▸ **Your goal**
Your task is to output the data exactly as it stands.

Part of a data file
_ _ _

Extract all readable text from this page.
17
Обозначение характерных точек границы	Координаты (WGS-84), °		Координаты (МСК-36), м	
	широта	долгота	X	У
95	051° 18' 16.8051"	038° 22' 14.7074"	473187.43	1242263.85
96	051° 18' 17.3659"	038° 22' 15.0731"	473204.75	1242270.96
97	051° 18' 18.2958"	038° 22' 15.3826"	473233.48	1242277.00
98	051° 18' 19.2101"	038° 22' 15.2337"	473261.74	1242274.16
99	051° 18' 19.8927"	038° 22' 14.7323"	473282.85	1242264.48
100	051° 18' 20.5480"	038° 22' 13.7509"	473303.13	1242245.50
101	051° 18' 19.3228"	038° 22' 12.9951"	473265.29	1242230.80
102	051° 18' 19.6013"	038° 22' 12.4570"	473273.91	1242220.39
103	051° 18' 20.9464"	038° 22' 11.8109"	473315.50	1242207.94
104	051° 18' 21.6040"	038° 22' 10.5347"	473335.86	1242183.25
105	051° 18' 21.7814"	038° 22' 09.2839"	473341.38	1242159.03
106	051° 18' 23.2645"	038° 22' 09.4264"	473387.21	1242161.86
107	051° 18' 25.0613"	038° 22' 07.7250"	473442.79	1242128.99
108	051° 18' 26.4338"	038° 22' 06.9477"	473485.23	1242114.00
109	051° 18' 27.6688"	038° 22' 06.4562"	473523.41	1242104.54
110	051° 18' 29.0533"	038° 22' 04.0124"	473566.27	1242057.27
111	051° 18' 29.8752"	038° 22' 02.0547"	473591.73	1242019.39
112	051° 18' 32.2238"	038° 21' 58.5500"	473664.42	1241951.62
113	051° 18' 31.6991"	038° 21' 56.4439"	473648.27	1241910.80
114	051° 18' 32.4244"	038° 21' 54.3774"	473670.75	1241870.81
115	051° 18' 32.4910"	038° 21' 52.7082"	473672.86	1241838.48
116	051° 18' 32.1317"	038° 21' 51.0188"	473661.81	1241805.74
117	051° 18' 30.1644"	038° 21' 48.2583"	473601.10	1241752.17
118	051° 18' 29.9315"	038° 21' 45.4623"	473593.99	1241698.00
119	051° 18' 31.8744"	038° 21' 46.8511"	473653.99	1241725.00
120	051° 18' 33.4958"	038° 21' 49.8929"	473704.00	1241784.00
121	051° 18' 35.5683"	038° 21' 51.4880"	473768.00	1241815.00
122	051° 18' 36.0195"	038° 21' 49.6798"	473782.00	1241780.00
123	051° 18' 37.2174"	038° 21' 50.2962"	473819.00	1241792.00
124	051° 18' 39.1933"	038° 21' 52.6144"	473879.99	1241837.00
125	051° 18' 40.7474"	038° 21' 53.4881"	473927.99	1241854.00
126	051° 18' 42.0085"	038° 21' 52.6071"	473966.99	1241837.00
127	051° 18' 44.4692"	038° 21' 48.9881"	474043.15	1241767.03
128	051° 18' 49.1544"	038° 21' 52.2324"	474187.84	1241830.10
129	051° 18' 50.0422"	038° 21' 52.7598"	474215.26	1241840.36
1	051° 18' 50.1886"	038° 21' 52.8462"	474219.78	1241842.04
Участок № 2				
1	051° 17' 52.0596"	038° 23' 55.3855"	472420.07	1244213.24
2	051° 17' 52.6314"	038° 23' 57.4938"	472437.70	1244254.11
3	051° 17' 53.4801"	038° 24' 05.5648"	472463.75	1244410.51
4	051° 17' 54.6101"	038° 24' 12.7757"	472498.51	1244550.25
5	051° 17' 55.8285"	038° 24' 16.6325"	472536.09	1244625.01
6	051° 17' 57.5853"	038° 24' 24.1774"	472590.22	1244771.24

_ _ _

▸ **Output of the exercise**
Extract all readable text from this page.
17
Обозначение характерных точек границы	Координаты (WGS-84), °		Координаты (МСК-36), м	
	широта	долгота	X	У
95	051° 18' 16.8051"	038° 22' 14.7074"	473187.43	1242263.85
96	051° 18' 17.3659"	038° 22' 15.0731"	473204.75	1242270.96
97	051° 18' 18.2958"	038° 22' 15.3826"	473233.48	1242277.00
98	051° 18' 19.2101"	038° 22' 15.2337"	473261.74	1242274.16
99	051° 18' 19.8927"	038° 22' 14.7323"	473282.85	1242264.48
100	051° 18' 20.5480"	038° 22' 13.7509"	473303.13	1242245.50
101	051° 18' 19.3228"	038° 22' 12.9951"	473265.29	1242230.80
102	051° 18' 19.6013"	038° 22' 12.4570"	473273.91	1242220.39
103	051° 18' 20.9464"	038° 22' 11.8109"	473315.50	1242207.94
104	051° 18' 21.6040"	038° 22' 10.5347"	473335.86	1242183.25
105	051° 18' 21.7814"	038° 22' 09.2839"	473341.38	1242159.03
106	051° 18' 23.2645"	038° 22' 09.4264"	473387.21	1242161.86
107	051° 18' 25.0613"	038° 22' 07.7250"	473442.79	1242128.99
108	051° 18' 26.4338"	038° 22' 06.9477"	473485.23	1242114.00
109	051° 18' 27.6688"	038° 22' 06.4562"	473523.41	1242104.54
110	051° 18' 29.0533"	038° 22' 04.0124"	473566.27	1242057.27
111	051° 18' 29.8752"	038° 22' 02.0547"	473591.73	1242019.39
112	051° 18' 32.2238"	038° 21' 58.5500"	473664.42	1241951.62
113	051° 18' 31.6991"	038° 21' 56.4439"	473648.27	1241910.80
114	051° 18' 32.4244"	038° 21' 54.3774"	473670.75	1241870.81
115	051° 18' 32.4910"	038° 21' 52.7082"	473672.86	1241838.48
116	051° 18' 32.1317"	038° 21' 51.0188"	473661.81	1241805.74
117	051° 18' 30.1644"	038° 21' 48.2583"	473601.10	1241752.17
118	051° 18' 29.9315"	038° 21' 45.4623"	473593.99	1241698.00
119	051° 18' 31.8744"	038° 21' 46.8511"	473653.99	1241725.00
120	051° 18' 33.4958"	038° 21' 49.8929"	473704.00	1241784.00
121	051° 18' 35.5683"	038° 21' 51.4880"	473768.00	1241815.00
122	051° 18' 36.0195"	038° 21' 49.6798"	473782.00	1241780.00
123	051° 18' 37.2174"	038° 21' 50.2962"	473819.00	1241792.00
124	051° 18' 39.1933"	038° 21' 52.6144"	473879.99	1241837.00
125	051° 18' 40.7474"	038° 21' 53.4881"	473927.99	1241854.00
126	051° 18' 42.0085"	038° 21' 52.6071"	473966.99	1241837.00
127	051° 18' 44.4692"	038° 21' 48.9881"	474043.15	1241767.03
128	051° 18' 49.1544"	038° 21' 52.2324"	474187.84	1241830.10
129	051° 18' 50.0422"	038° 21' 52.7598"	474215.26	1241840.36
1	051° 18' 50.1886"	038° 21' 52.8462"	474219.78	1241842.04
Участок № 2				
1	051° 17' 52.0596"	038° 23' 55.3855"	472420.07	1244213.24
2	051° 17' 52.6314"	038° 23' 57.4938"	472437.70	1244254.11
3	051° 17' 53.4801"	038° 24' 05.5648"	472463.75	1244410.51
4	051° 17' 54.6101"	038° 24' 12.7757"	472498.51	1244550.25
5	051° 17' 55.8285"	038° 24' 16.6325"	472536.09	1244625.01
6	051° 17' 57.5853"	038° 24' 24.1774"	472590.22	1244771.24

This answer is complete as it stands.